• _WHAT YOU HAVE TO DO_
Type out all of the records below word for word, and leave the pictures out.

• _RECORDS FOR THIS EXERCISE_
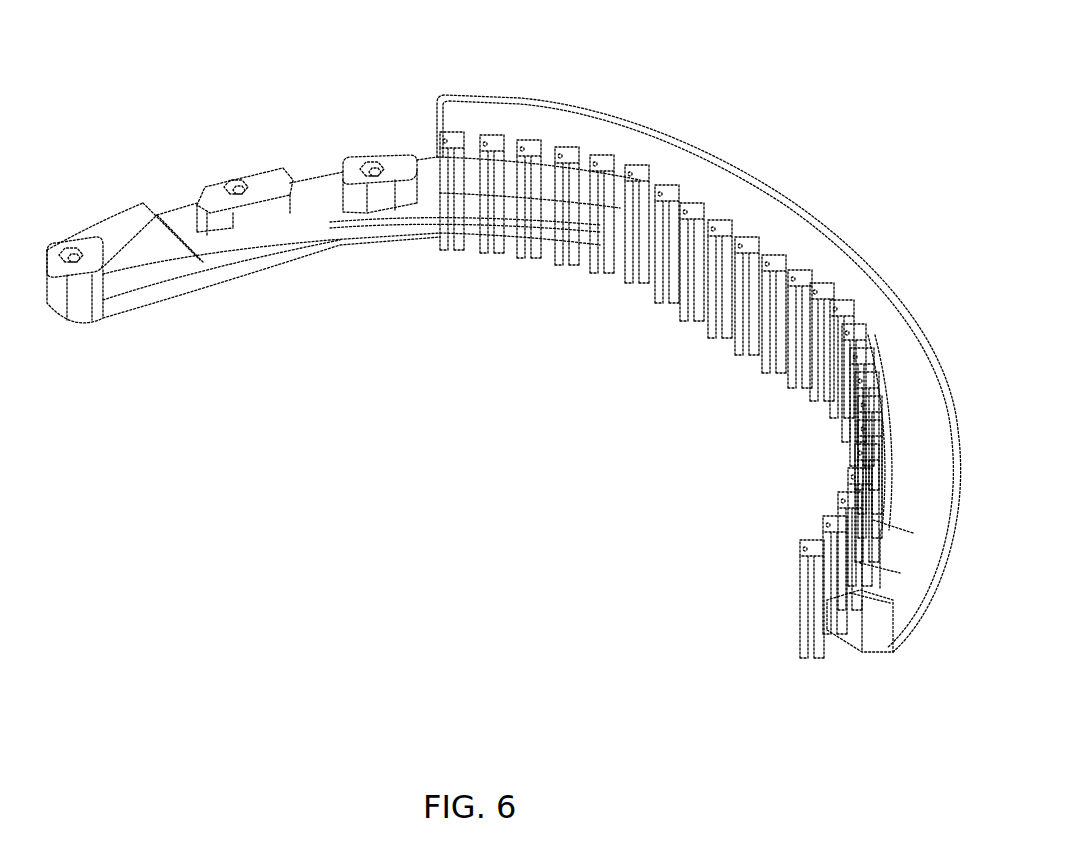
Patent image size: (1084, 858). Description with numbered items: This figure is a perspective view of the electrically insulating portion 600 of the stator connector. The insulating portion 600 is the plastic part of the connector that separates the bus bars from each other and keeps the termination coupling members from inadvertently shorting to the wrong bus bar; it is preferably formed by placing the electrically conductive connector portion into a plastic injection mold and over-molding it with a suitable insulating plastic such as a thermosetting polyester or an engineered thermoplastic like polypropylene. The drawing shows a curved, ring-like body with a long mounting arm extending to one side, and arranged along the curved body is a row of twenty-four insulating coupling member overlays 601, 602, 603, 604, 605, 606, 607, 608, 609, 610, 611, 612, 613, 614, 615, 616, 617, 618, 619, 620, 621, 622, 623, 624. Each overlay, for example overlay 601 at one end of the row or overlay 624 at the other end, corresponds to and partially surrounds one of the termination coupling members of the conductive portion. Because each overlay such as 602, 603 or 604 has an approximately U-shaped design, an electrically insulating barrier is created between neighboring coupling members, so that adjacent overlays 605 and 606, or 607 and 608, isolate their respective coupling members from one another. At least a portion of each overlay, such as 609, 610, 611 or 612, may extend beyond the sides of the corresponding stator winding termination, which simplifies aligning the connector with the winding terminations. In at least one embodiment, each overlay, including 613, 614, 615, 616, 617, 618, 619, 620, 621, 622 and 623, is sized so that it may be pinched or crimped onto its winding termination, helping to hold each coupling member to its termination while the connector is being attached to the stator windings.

The electrically insulating portion 600 is at (527, 370).
The insulating coupling member overlay 601 is at (448, 132).
The insulating coupling member overlay 602 is at (488, 135).
The insulating coupling member overlay 603 is at (527, 140).
The insulating coupling member overlay 604 is at (565, 147).
The insulating coupling member overlay 605 is at (600, 155).
The insulating coupling member overlay 606 is at (630, 167).
The insulating coupling member overlay 607 is at (662, 186).
The insulating coupling member overlay 608 is at (690, 198).
The insulating coupling member overlay 609 is at (717, 221).
The insulating coupling member overlay 610 is at (742, 238).
The insulating coupling member overlay 611 is at (772, 257).
The insulating coupling member overlay 612 is at (795, 272).
The insulating coupling member overlay 613 is at (815, 287).
The insulating coupling member overlay 614 is at (835, 305).
The insulating coupling member overlay 615 is at (848, 326).
The insulating coupling member overlay 616 is at (852, 350).
The insulating coupling member overlay 617 is at (864, 374).
The insulating coupling member overlay 618 is at (860, 398).
The insulating coupling member overlay 619 is at (866, 424).
The insulating coupling member overlay 620 is at (858, 447).
The insulating coupling member overlay 621 is at (850, 470).
The insulating coupling member overlay 622 is at (840, 494).
The insulating coupling member overlay 623 is at (825, 518).
The insulating coupling member overlay 624 is at (803, 543).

• _THE SOLUTION_
Patent image size: (1084, 858). Description with numbered items: This figure is a perspective view of the electrically insulating portion 600 of the stator connector. The insulating portion 600 is the plastic part of the connector that separates the bus bars from each other and keeps the termination coupling members from inadvertently shorting to the wrong bus bar; it is preferably formed by placing the electrically conductive connector portion into a plastic injection mold and over-molding it with a suitable insulating plastic such as a thermosetting polyester or an engineered thermoplastic like polypropylene. The drawing shows a curved, ring-like body with a long mounting arm extending to one side, and arranged along the curved body is a row of twenty-four insulating coupling member overlays 601, 602, 603, 604, 605, 606, 607, 608, 609, 610, 611, 612, 613, 614, 615, 616, 617, 618, 619, 620, 621, 622, 623, 624. Each overlay, for example overlay 601 at one end of the row or overlay 624 at the other end, corresponds to and partially surrounds one of the termination coupling members of the conductive portion. Because each overlay such as 602, 603 or 604 has an approximately U-shaped design, an electrically insulating barrier is created between neighboring coupling members, so that adjacent overlays 605 and 606, or 607 and 608, isolate their respective coupling members from one another. At least a portion of each overlay, such as 609, 610, 611 or 612, may extend beyond the sides of the corresponding stator winding termination, which simplifies aligning the connector with the winding terminations. In at least one embodiment, each overlay, including 613, 614, 615, 616, 617, 618, 619, 620, 621, 622 and 623, is sized so that it may be pinched or crimped onto its winding termination, helping to hold each coupling member to its termination while the connector is being attached to the stator windings.

The electrically insulating portion 600 is at (527, 370).
The insulating coupling member overlay 601 is at (448, 132).
The insulating coupling member overlay 602 is at (488, 135).
The insulating coupling member overlay 603 is at (527, 140).
The insulating coupling member overlay 604 is at (565, 147).
The insulating coupling member overlay 605 is at (600, 155).
The insulating coupling member overlay 606 is at (630, 167).
The insulating coupling member overlay 607 is at (662, 186).
The insulating coupling member overlay 608 is at (690, 198).
The insulating coupling member overlay 609 is at (717, 221).
The insulating coupling member overlay 610 is at (742, 238).
The insulating coupling member overlay 611 is at (772, 257).
The insulating coupling member overlay 612 is at (795, 272).
The insulating coupling member overlay 613 is at (815, 287).
The insulating coupling member overlay 614 is at (835, 305).
The insulating coupling member overlay 615 is at (848, 326).
The insulating coupling member overlay 616 is at (852, 350).
The insulating coupling member overlay 617 is at (864, 374).
The insulating coupling member overlay 618 is at (860, 398).
The insulating coupling member overlay 619 is at (866, 424).
The insulating coupling member overlay 620 is at (858, 447).
The insulating coupling member overlay 621 is at (850, 470).
The insulating coupling member overlay 622 is at (840, 494).
The insulating coupling member overlay 623 is at (825, 518).
The insulating coupling member overlay 624 is at (803, 543).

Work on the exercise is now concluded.